_Task directions_:
Would you retype all of these records exactly?

==== Dataset entries ====

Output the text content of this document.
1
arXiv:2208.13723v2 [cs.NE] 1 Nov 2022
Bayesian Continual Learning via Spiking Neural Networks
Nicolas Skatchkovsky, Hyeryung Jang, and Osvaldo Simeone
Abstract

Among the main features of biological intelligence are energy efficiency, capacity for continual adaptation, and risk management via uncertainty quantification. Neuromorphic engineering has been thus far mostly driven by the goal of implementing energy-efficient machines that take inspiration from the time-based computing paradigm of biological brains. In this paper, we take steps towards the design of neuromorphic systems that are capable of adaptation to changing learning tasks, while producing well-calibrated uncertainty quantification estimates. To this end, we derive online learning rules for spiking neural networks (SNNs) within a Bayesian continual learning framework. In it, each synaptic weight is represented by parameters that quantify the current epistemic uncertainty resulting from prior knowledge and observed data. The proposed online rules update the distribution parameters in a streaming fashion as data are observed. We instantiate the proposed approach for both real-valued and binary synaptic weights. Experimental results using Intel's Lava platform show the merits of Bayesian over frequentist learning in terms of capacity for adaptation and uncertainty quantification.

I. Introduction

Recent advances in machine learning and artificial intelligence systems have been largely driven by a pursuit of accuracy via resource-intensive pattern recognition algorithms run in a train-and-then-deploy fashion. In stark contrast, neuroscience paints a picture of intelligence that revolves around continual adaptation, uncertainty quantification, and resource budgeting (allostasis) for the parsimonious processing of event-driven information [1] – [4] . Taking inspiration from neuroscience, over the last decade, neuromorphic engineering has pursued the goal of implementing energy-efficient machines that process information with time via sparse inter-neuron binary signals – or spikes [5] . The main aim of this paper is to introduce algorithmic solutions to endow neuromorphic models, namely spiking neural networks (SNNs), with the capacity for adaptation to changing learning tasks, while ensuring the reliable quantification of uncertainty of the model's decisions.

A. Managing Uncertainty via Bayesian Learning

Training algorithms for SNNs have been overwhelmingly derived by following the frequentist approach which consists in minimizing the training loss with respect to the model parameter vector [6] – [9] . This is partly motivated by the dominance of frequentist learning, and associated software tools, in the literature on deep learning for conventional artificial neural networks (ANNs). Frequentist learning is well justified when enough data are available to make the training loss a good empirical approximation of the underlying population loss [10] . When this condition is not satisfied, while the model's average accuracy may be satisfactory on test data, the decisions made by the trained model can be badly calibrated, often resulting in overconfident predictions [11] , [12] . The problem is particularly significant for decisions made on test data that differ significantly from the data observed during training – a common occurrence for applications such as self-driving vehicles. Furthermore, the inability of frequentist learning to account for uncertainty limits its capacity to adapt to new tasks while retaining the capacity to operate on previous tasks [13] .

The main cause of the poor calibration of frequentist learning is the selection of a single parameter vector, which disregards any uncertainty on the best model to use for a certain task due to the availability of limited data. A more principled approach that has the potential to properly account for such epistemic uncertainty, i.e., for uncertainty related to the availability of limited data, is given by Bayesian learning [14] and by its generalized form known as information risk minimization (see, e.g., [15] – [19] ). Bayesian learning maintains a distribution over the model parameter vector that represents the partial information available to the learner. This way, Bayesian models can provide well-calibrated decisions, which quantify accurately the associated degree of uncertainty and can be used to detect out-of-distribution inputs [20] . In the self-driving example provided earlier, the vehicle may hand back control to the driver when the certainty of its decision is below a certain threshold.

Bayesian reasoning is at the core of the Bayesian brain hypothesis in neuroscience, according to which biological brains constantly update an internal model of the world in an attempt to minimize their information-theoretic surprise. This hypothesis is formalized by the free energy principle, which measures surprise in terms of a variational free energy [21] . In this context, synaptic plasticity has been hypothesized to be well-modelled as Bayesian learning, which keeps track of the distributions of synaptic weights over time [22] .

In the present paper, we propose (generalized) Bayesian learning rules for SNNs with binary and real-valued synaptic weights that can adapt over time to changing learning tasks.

====

_Expected output_:
Output the text content of this document.
1
arXiv:2208.13723v2 [cs.NE] 1 Nov 2022
Bayesian Continual Learning via Spiking Neural Networks
Nicolas Skatchkovsky, Hyeryung Jang, and Osvaldo Simeone
Abstract

Among the main features of biological intelligence are energy efficiency, capacity for continual adaptation, and risk management via uncertainty quantification. Neuromorphic engineering has been thus far mostly driven by the goal of implementing energy-efficient machines that take inspiration from the time-based computing paradigm of biological brains. In this paper, we take steps towards the design of neuromorphic systems that are capable of adaptation to changing learning tasks, while producing well-calibrated uncertainty quantification estimates. To this end, we derive online learning rules for spiking neural networks (SNNs) within a Bayesian continual learning framework. In it, each synaptic weight is represented by parameters that quantify the current epistemic uncertainty resulting from prior knowledge and observed data. The proposed online rules update the distribution parameters in a streaming fashion as data are observed. We instantiate the proposed approach for both real-valued and binary synaptic weights. Experimental results using Intel's Lava platform show the merits of Bayesian over frequentist learning in terms of capacity for adaptation and uncertainty quantification.

I. Introduction

Recent advances in machine learning and artificial intelligence systems have been largely driven by a pursuit of accuracy via resource-intensive pattern recognition algorithms run in a train-and-then-deploy fashion. In stark contrast, neuroscience paints a picture of intelligence that revolves around continual adaptation, uncertainty quantification, and resource budgeting (allostasis) for the parsimonious processing of event-driven information [1] – [4] . Taking inspiration from neuroscience, over the last decade, neuromorphic engineering has pursued the goal of implementing energy-efficient machines that process information with time via sparse inter-neuron binary signals – or spikes [5] . The main aim of this paper is to introduce algorithmic solutions to endow neuromorphic models, namely spiking neural networks (SNNs), with the capacity for adaptation to changing learning tasks, while ensuring the reliable quantification of uncertainty of the model's decisions.

A. Managing Uncertainty via Bayesian Learning

Training algorithms for SNNs have been overwhelmingly derived by following the frequentist approach which consists in minimizing the training loss with respect to the model parameter vector [6] – [9] . This is partly motivated by the dominance of frequentist learning, and associated software tools, in the literature on deep learning for conventional artificial neural networks (ANNs). Frequentist learning is well justified when enough data are available to make the training loss a good empirical approximation of the underlying population loss [10] . When this condition is not satisfied, while the model's average accuracy may be satisfactory on test data, the decisions made by the trained model can be badly calibrated, often resulting in overconfident predictions [11] , [12] . The problem is particularly significant for decisions made on test data that differ significantly from the data observed during training – a common occurrence for applications such as self-driving vehicles. Furthermore, the inability of frequentist learning to account for uncertainty limits its capacity to adapt to new tasks while retaining the capacity to operate on previous tasks [13] .

The main cause of the poor calibration of frequentist learning is the selection of a single parameter vector, which disregards any uncertainty on the best model to use for a certain task due to the availability of limited data. A more principled approach that has the potential to properly account for such epistemic uncertainty, i.e., for uncertainty related to the availability of limited data, is given by Bayesian learning [14] and by its generalized form known as information risk minimization (see, e.g., [15] – [19] ). Bayesian learning maintains a distribution over the model parameter vector that represents the partial information available to the learner. This way, Bayesian models can provide well-calibrated decisions, which quantify accurately the associated degree of uncertainty and can be used to detect out-of-distribution inputs [20] . In the self-driving example provided earlier, the vehicle may hand back control to the driver when the certainty of its decision is below a certain threshold.

Bayesian reasoning is at the core of the Bayesian brain hypothesis in neuroscience, according to which biological brains constantly update an internal model of the world in an attempt to minimize their information-theoretic surprise. This hypothesis is formalized by the free energy principle, which measures surprise in terms of a variational free energy [21] . In this context, synaptic plasticity has been hypothesized to be well-modelled as Bayesian learning, which keeps track of the distributions of synaptic weights over time [22] .

In the present paper, we propose (generalized) Bayesian learning rules for SNNs with binary and real-valued synaptic weights that can adapt over time to changing learning tasks.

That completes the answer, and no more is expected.